((

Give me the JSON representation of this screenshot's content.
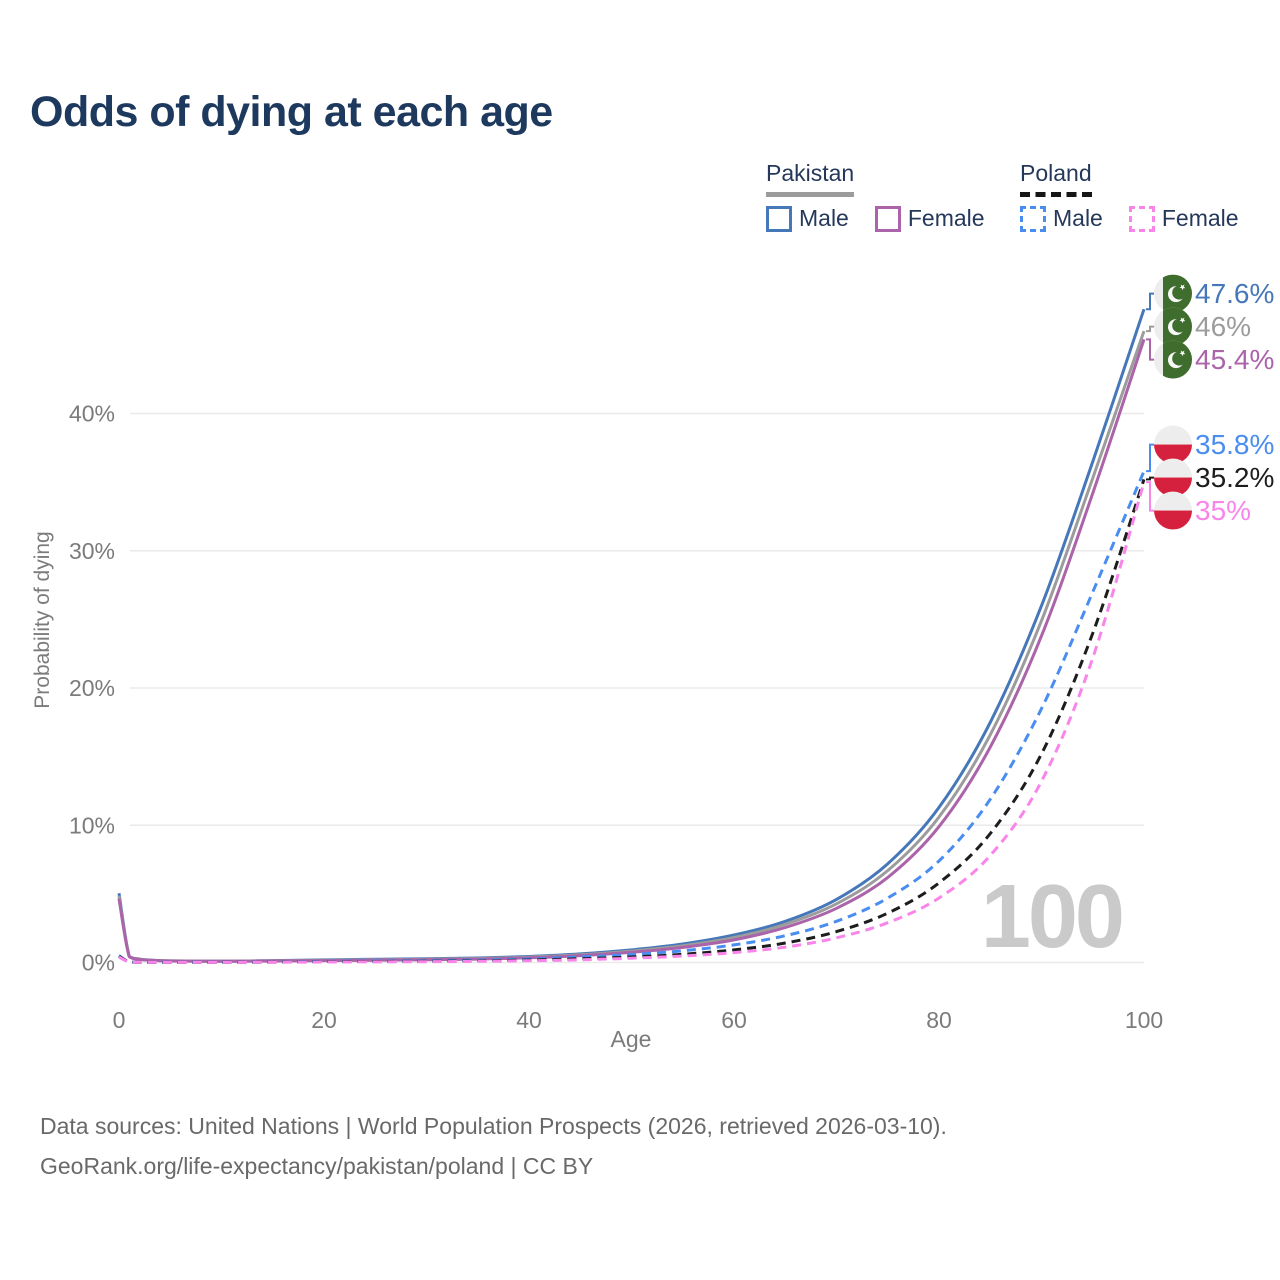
{
  "chart_data": {
    "type": "line",
    "title": "Odds of dying at each age",
    "xlabel": "Age",
    "ylabel": "Probability of dying",
    "xlim": [
      0,
      100
    ],
    "ylim": [
      0,
      49
    ],
    "grid": true,
    "legend_position": "top-right",
    "watermark": "100",
    "x_ticks": {
      "values": [
        0,
        20,
        40,
        60,
        80,
        100
      ],
      "labels": [
        "0",
        "20",
        "40",
        "60",
        "80",
        "100"
      ]
    },
    "y_ticks": {
      "values": [
        0,
        10,
        20,
        30,
        40
      ],
      "labels": [
        "0%",
        "10%",
        "20%",
        "30%",
        "40%"
      ]
    },
    "x": [
      0,
      1,
      2,
      3,
      5,
      10,
      15,
      20,
      25,
      30,
      35,
      40,
      45,
      50,
      55,
      60,
      65,
      70,
      75,
      80,
      85,
      90,
      95,
      100
    ],
    "series": [
      {
        "id": "pakistan-male",
        "name": "Pakistan Male",
        "country": "Pakistan",
        "sex": "Male",
        "color": "#4577b9",
        "line_style": "solid",
        "flag": "pakistan",
        "end_label": "47.6%",
        "end_value": 47.6,
        "values": [
          5.05,
          0.45,
          0.25,
          0.18,
          0.12,
          0.1,
          0.14,
          0.19,
          0.23,
          0.27,
          0.33,
          0.44,
          0.63,
          0.92,
          1.35,
          2.0,
          3.0,
          4.6,
          7.2,
          11.3,
          17.5,
          26.0,
          36.5,
          47.6
        ]
      },
      {
        "id": "pakistan-both",
        "name": "Pakistan",
        "country": "Pakistan",
        "sex": "Both",
        "color": "#9c9c9c",
        "line_style": "solid",
        "flag": "pakistan",
        "end_label": "46%",
        "end_value": 46,
        "values": [
          4.85,
          0.43,
          0.24,
          0.17,
          0.115,
          0.095,
          0.125,
          0.165,
          0.2,
          0.235,
          0.29,
          0.39,
          0.56,
          0.83,
          1.22,
          1.82,
          2.78,
          4.28,
          6.7,
          10.6,
          16.6,
          24.9,
          35.3,
          46.0
        ]
      },
      {
        "id": "pakistan-female",
        "name": "Pakistan Female",
        "country": "Pakistan",
        "sex": "Female",
        "color": "#ab63a9",
        "line_style": "solid",
        "flag": "pakistan",
        "end_label": "45.4%",
        "end_value": 45.4,
        "values": [
          4.65,
          0.42,
          0.23,
          0.16,
          0.11,
          0.09,
          0.11,
          0.14,
          0.17,
          0.2,
          0.25,
          0.34,
          0.5,
          0.74,
          1.1,
          1.65,
          2.55,
          3.95,
          6.2,
          9.9,
          15.7,
          23.8,
          34.2,
          45.4
        ]
      },
      {
        "id": "poland-male",
        "name": "Poland Male",
        "country": "Poland",
        "sex": "Male",
        "color": "#4a8df0",
        "line_style": "dashed",
        "flag": "poland",
        "end_label": "35.8%",
        "end_value": 35.8,
        "values": [
          0.5,
          0.04,
          0.02,
          0.015,
          0.012,
          0.015,
          0.04,
          0.09,
          0.11,
          0.13,
          0.18,
          0.26,
          0.4,
          0.58,
          0.85,
          1.28,
          1.95,
          3.0,
          4.7,
          7.4,
          11.9,
          18.5,
          27.0,
          35.8
        ]
      },
      {
        "id": "poland-both",
        "name": "Poland",
        "country": "Poland",
        "sex": "Both",
        "color": "#1d1d1d",
        "line_style": "dashed",
        "flag": "poland",
        "end_label": "35.2%",
        "end_value": 35.2,
        "values": [
          0.45,
          0.035,
          0.018,
          0.013,
          0.01,
          0.012,
          0.03,
          0.06,
          0.075,
          0.09,
          0.12,
          0.18,
          0.27,
          0.4,
          0.6,
          0.92,
          1.42,
          2.25,
          3.6,
          5.8,
          9.4,
          15.2,
          24.0,
          35.2
        ]
      },
      {
        "id": "poland-female",
        "name": "Poland Female",
        "country": "Poland",
        "sex": "Female",
        "color": "#f985ea",
        "line_style": "dashed",
        "flag": "poland",
        "end_label": "35%",
        "end_value": 35.0,
        "values": [
          0.4,
          0.03,
          0.015,
          0.012,
          0.009,
          0.01,
          0.02,
          0.035,
          0.045,
          0.06,
          0.085,
          0.13,
          0.2,
          0.31,
          0.47,
          0.72,
          1.12,
          1.8,
          2.9,
          4.7,
          7.8,
          13.2,
          22.2,
          35.0
        ]
      }
    ],
    "colors": {
      "grid": "#eaeaea",
      "tick_text": "#7b7b7b",
      "pakistan_flag_green": "#3f6d2d",
      "poland_flag_red": "#d6213e",
      "flag_white": "#ededed"
    }
  },
  "legend": {
    "groups": [
      {
        "country": "Pakistan",
        "style": "solid",
        "underline_color": "#9b9b9b",
        "items": [
          {
            "label": "Male",
            "color": "#4577b9"
          },
          {
            "label": "Female",
            "color": "#ab63a9"
          }
        ]
      },
      {
        "country": "Poland",
        "style": "dashed",
        "underline_color": "#161616",
        "items": [
          {
            "label": "Male",
            "color": "#4a8df0"
          },
          {
            "label": "Female",
            "color": "#f985ea"
          }
        ]
      }
    ]
  },
  "footer": {
    "line1": "Data sources: United Nations | World Population Prospects (2026, retrieved 2026-03-10).",
    "line2": "GeoRank.org/life-expectancy/pakistan/poland | CC BY"
  }
}
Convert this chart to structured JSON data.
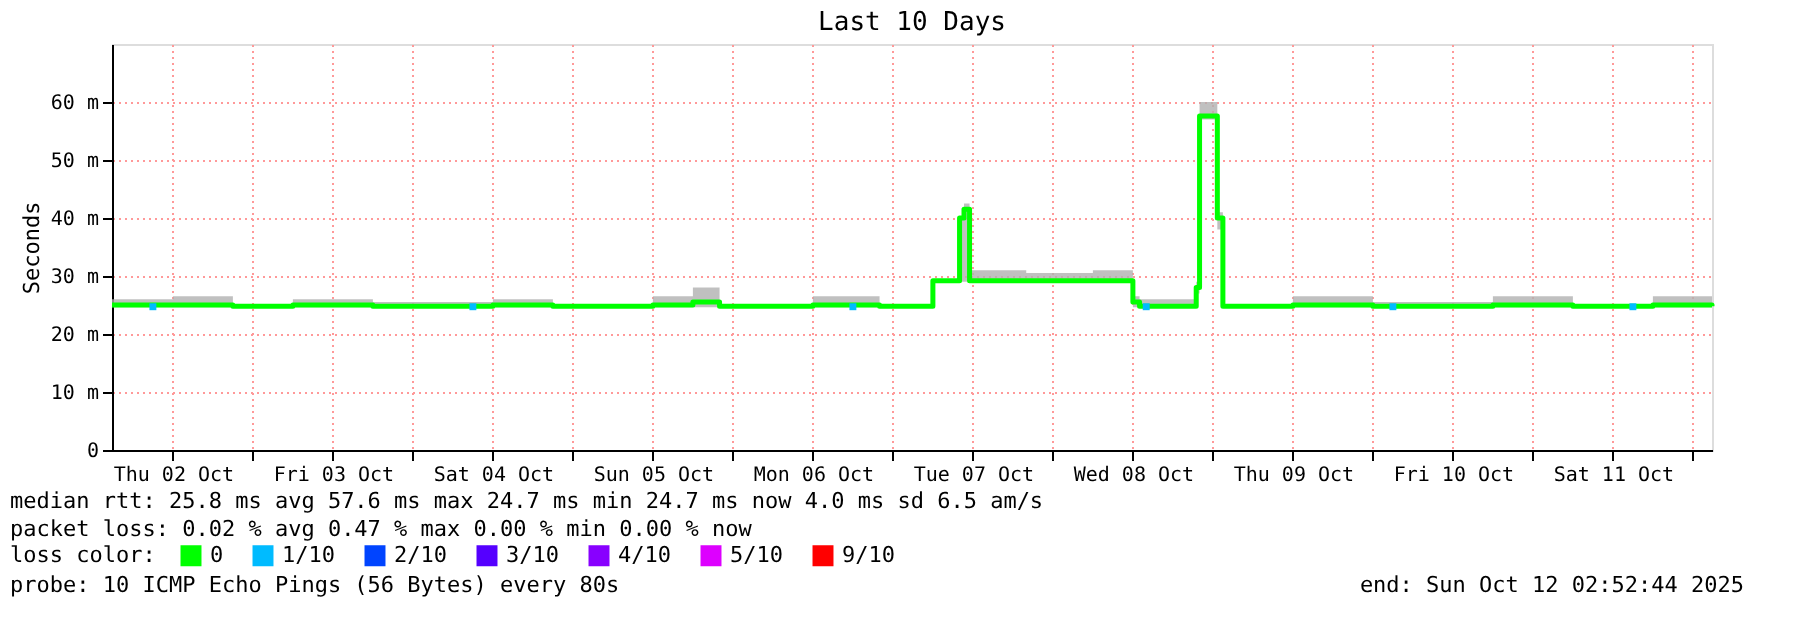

))

GIVEN INSTRUCTION :: Copy the records exactly as they appear, excluding images.

RESPONSE ::
Give me the JSON representation of this screenshot's content.
{
  "chart_data": {
    "type": "line",
    "title": "Odds of dying at each age",
    "xlabel": "Age",
    "ylabel": "Probability of dying",
    "xlim": [
      0,
      100
    ],
    "ylim": [
      0,
      49
    ],
    "grid": true,
    "legend_position": "top-right",
    "watermark": "100",
    "x_ticks": {
      "values": [
        0,
        20,
        40,
        60,
        80,
        100
      ],
      "labels": [
        "0",
        "20",
        "40",
        "60",
        "80",
        "100"
      ]
    },
    "y_ticks": {
      "values": [
        0,
        10,
        20,
        30,
        40
      ],
      "labels": [
        "0%",
        "10%",
        "20%",
        "30%",
        "40%"
      ]
    },
    "x": [
      0,
      1,
      2,
      3,
      5,
      10,
      15,
      20,
      25,
      30,
      35,
      40,
      45,
      50,
      55,
      60,
      65,
      70,
      75,
      80,
      85,
      90,
      95,
      100
    ],
    "series": [
      {
        "id": "pakistan-male",
        "name": "Pakistan Male",
        "country": "Pakistan",
        "sex": "Male",
        "color": "#4577b9",
        "line_style": "solid",
        "flag": "pakistan",
        "end_label": "47.6%",
        "end_value": 47.6,
        "values": [
          5.05,
          0.45,
          0.25,
          0.18,
          0.12,
          0.1,
          0.14,
          0.19,
          0.23,
          0.27,
          0.33,
          0.44,
          0.63,
          0.92,
          1.35,
          2.0,
          3.0,
          4.6,
          7.2,
          11.3,
          17.5,
          26.0,
          36.5,
          47.6
        ]
      },
      {
        "id": "pakistan-both",
        "name": "Pakistan",
        "country": "Pakistan",
        "sex": "Both",
        "color": "#9c9c9c",
        "line_style": "solid",
        "flag": "pakistan",
        "end_label": "46%",
        "end_value": 46,
        "values": [
          4.85,
          0.43,
          0.24,
          0.17,
          0.115,
          0.095,
          0.125,
          0.165,
          0.2,
          0.235,
          0.29,
          0.39,
          0.56,
          0.83,
          1.22,
          1.82,
          2.78,
          4.28,
          6.7,
          10.6,
          16.6,
          24.9,
          35.3,
          46.0
        ]
      },
      {
        "id": "pakistan-female",
        "name": "Pakistan Female",
        "country": "Pakistan",
        "sex": "Female",
        "color": "#ab63a9",
        "line_style": "solid",
        "flag": "pakistan",
        "end_label": "45.4%",
        "end_value": 45.4,
        "values": [
          4.65,
          0.42,
          0.23,
          0.16,
          0.11,
          0.09,
          0.11,
          0.14,
          0.17,
          0.2,
          0.25,
          0.34,
          0.5,
          0.74,
          1.1,
          1.65,
          2.55,
          3.95,
          6.2,
          9.9,
          15.7,
          23.8,
          34.2,
          45.4
        ]
      },
      {
        "id": "poland-male",
        "name": "Poland Male",
        "country": "Poland",
        "sex": "Male",
        "color": "#4a8df0",
        "line_style": "dashed",
        "flag": "poland",
        "end_label": "35.8%",
        "end_value": 35.8,
        "values": [
          0.5,
          0.04,
          0.02,
          0.015,
          0.012,
          0.015,
          0.04,
          0.09,
          0.11,
          0.13,
          0.18,
          0.26,
          0.4,
          0.58,
          0.85,
          1.28,
          1.95,
          3.0,
          4.7,
          7.4,
          11.9,
          18.5,
          27.0,
          35.8
        ]
      },
      {
        "id": "poland-both",
        "name": "Poland",
        "country": "Poland",
        "sex": "Both",
        "color": "#1d1d1d",
        "line_style": "dashed",
        "flag": "poland",
        "end_label": "35.2%",
        "end_value": 35.2,
        "values": [
          0.45,
          0.035,
          0.018,
          0.013,
          0.01,
          0.012,
          0.03,
          0.06,
          0.075,
          0.09,
          0.12,
          0.18,
          0.27,
          0.4,
          0.6,
          0.92,
          1.42,
          2.25,
          3.6,
          5.8,
          9.4,
          15.2,
          24.0,
          35.2
        ]
      },
      {
        "id": "poland-female",
        "name": "Poland Female",
        "country": "Poland",
        "sex": "Female",
        "color": "#f985ea",
        "line_style": "dashed",
        "flag": "poland",
        "end_label": "35%",
        "end_value": 35.0,
        "values": [
          0.4,
          0.03,
          0.015,
          0.012,
          0.009,
          0.01,
          0.02,
          0.035,
          0.045,
          0.06,
          0.085,
          0.13,
          0.2,
          0.31,
          0.47,
          0.72,
          1.12,
          1.8,
          2.9,
          4.7,
          7.8,
          13.2,
          22.2,
          35.0
        ]
      }
    ],
    "colors": {
      "grid": "#eaeaea",
      "tick_text": "#7b7b7b",
      "pakistan_flag_green": "#3f6d2d",
      "poland_flag_red": "#d6213e",
      "flag_white": "#ededed"
    }
  },
  "legend": {
    "groups": [
      {
        "country": "Pakistan",
        "style": "solid",
        "underline_color": "#9b9b9b",
        "items": [
          {
            "label": "Male",
            "color": "#4577b9"
          },
          {
            "label": "Female",
            "color": "#ab63a9"
          }
        ]
      },
      {
        "country": "Poland",
        "style": "dashed",
        "underline_color": "#161616",
        "items": [
          {
            "label": "Male",
            "color": "#4a8df0"
          },
          {
            "label": "Female",
            "color": "#f985ea"
          }
        ]
      }
    ]
  },
  "footer": {
    "line1": "Data sources: United Nations | World Population Prospects (2026, retrieved 2026-03-10).",
    "line2": "GeoRank.org/life-expectancy/pakistan/poland | CC BY"
  }
}
Convert this chart to structured JSON data.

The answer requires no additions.